■ EXERCISE SET ■
- a) In the article on the sexual assault lecture, reproduce the part that opens with the words containing "There are three" and closes with "she dresses provocatively.".
- b) According to the article on the sexual assault lecture, why did Munch play a 9-1-1 recording of a woman reporting a rape?

■ PAGE EXCERPT ■
^^^^

UMass hockey falls flat in regular season finale to UConn -

Saturday, February 28, 2015

UMass hockey stumbles offensively against UConn’s tough defensive corps -

Saturday, February 28, 2015

UMass seeks increased energy as it hosts Fordham -

Friday, February 27, 2015

Advertisement

Former prosecutor presents lecture on sexual assault

Matthew Harrison/Collegian

The largest issues facing victims of rape and sexual assault are victim blaming and stereotyping, according to Anne Munch, a former prosecutor who presented a lecture at the Cape Cod Lounge yesterday titled  “Sexual Assault: Naming the Unnamed Conspirator.”

“[During college, women] have a one in four chance of being raped,” said Munch. The stereotypical rape of a woman being attacked by a man hiding in the bushes and ready to strike a woman with a weapon, Munch said, only happens with 15 percent of rapes.

There are three parties involved with rape, said Munch, the victim, the offender, and the “unnamed conspirator,” Munch said.

“The unnamed conspirator is you and me,” said Munch.

Women are perceived by society as “asking for it,” because, “if she dresses hot, how are you supposed to control yourself?” according to Munch.

She reported 88 percent of men whose actions come under the legal definition of rape were adamant that their behavior did not constitute as rape.

According to a Times/CNN poll presented by Munch, 38 percent of men and 37 percent of women said that a raped woman is partially to blame if she dresses provocatively.

To demonstrate how women are psychologically influenced by society’s view on rape, Munch played a 9-1-1 recording of a woman reporting a rape. The woman went to a bar, became intoxicated and invited a man back to her house. At her house she was hit and forced to have intercourse with him without consent. In her panicked 9-1-1 call she kept repeating to the dispatcher, “It’s my fault, part of it was, I was drinking.”

Munch said it should not matter if the girl was drinking, but society, or the “unnamed conspirator,” likes to assume fault to the victim and not the perpetrator.

In a study that polled more than 6,000 students at 32 colleges, “20 percent of college aged women experience rape or attempt at rape during college and 6 percent of men,” according to Munch, who added that 57 percent of those rapes occurred during a date.

^^^^

■ INFORMATION ■
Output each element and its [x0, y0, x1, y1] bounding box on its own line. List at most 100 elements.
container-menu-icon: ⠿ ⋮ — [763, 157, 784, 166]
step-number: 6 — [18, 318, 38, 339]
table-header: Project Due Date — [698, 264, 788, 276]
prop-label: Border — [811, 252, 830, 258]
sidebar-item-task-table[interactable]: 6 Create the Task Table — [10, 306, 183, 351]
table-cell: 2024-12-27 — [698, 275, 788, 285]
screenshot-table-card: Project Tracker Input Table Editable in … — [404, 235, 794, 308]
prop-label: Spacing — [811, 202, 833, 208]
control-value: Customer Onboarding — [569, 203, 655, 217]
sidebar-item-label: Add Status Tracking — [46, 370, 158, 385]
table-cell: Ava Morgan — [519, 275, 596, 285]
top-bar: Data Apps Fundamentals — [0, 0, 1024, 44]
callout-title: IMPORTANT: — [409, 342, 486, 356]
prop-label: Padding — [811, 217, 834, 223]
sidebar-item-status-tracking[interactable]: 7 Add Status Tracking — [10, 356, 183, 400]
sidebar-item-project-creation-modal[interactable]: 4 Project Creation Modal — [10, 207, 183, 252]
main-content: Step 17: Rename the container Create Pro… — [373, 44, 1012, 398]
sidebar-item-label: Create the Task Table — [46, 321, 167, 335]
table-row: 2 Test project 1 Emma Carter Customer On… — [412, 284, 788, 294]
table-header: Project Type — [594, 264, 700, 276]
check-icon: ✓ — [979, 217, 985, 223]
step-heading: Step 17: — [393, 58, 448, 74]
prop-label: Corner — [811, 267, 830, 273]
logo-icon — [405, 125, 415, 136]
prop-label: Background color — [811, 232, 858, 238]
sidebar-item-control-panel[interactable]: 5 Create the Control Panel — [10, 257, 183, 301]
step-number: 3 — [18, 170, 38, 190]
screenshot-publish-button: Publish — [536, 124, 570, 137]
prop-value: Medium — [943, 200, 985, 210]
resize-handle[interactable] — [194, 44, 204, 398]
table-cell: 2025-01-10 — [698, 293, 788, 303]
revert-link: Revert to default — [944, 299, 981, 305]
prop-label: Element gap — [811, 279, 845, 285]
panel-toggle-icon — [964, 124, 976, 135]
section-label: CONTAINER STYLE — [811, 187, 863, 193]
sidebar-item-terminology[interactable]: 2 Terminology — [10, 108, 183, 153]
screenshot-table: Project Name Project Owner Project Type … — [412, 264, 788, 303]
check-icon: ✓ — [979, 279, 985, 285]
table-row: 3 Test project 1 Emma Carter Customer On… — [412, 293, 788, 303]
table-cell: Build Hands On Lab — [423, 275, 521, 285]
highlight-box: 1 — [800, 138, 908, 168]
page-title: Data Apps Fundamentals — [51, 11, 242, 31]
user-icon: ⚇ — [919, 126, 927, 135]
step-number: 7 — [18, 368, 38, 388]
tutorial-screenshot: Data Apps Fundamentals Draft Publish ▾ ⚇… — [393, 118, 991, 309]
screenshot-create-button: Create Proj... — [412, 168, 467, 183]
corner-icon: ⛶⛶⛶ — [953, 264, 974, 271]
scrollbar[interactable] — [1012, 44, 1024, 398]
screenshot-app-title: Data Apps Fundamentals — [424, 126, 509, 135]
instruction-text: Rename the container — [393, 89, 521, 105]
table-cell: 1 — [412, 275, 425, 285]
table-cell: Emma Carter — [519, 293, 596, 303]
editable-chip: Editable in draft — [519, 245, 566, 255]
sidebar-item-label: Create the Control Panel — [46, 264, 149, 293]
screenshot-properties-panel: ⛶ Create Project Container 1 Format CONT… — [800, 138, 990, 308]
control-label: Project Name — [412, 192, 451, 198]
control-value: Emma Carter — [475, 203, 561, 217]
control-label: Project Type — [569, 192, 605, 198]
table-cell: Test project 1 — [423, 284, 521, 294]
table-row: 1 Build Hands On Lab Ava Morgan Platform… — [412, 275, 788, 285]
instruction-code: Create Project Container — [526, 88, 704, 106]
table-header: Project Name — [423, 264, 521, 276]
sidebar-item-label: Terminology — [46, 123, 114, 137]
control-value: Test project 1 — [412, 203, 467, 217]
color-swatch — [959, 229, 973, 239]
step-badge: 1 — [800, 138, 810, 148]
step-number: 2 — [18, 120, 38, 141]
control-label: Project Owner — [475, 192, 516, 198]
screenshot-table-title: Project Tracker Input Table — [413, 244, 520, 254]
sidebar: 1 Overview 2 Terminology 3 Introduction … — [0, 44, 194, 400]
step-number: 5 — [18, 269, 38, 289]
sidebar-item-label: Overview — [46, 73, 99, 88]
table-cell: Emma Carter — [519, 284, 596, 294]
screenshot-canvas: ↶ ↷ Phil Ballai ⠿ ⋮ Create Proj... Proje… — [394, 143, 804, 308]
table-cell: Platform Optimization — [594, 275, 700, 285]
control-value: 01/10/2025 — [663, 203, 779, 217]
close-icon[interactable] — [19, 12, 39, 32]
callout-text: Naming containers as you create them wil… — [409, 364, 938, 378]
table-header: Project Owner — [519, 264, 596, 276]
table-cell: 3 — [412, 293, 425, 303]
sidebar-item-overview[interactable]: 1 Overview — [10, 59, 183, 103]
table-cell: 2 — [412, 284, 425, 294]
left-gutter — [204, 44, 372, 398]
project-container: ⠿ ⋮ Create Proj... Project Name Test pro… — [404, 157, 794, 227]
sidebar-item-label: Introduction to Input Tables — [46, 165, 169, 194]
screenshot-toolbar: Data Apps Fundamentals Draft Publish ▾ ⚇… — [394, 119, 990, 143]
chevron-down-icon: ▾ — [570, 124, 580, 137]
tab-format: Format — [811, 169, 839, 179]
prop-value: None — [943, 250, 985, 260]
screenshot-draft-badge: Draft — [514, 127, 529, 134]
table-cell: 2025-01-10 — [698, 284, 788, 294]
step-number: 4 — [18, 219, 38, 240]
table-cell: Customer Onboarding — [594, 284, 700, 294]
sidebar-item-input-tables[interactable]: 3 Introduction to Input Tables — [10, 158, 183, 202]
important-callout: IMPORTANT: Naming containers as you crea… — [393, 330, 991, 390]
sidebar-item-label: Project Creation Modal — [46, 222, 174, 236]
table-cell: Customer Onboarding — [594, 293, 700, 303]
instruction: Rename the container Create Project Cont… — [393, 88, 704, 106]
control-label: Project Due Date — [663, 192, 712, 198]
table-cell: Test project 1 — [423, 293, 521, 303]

^^^^

■ REPLIES ■
- a)
There are three parties involved with rape, said Munch, the victim, the offender, and the “unnamed conspirator,” Munch said.

“The unnamed conspirator is you and me,” said Munch.

Women are perceived by society as “asking for it,” because, “if she dresses hot, how are you supposed to control yourself?” according to Munch.

She reported 88 percent of men whose actions come under the legal definition of rape were adamant that their behavior did not constitute as rape.

According to a Times/CNN poll presented by Munch, 38 percent of men and 37 percent of women said that a raped woman is partially to blame if she dresses provocatively.

- b) Munch played the recording to demonstrate how society's view of rape psychologically influences women. In the call, the woman kept telling the dispatcher, "It's my fault, part of it was, I was drinking."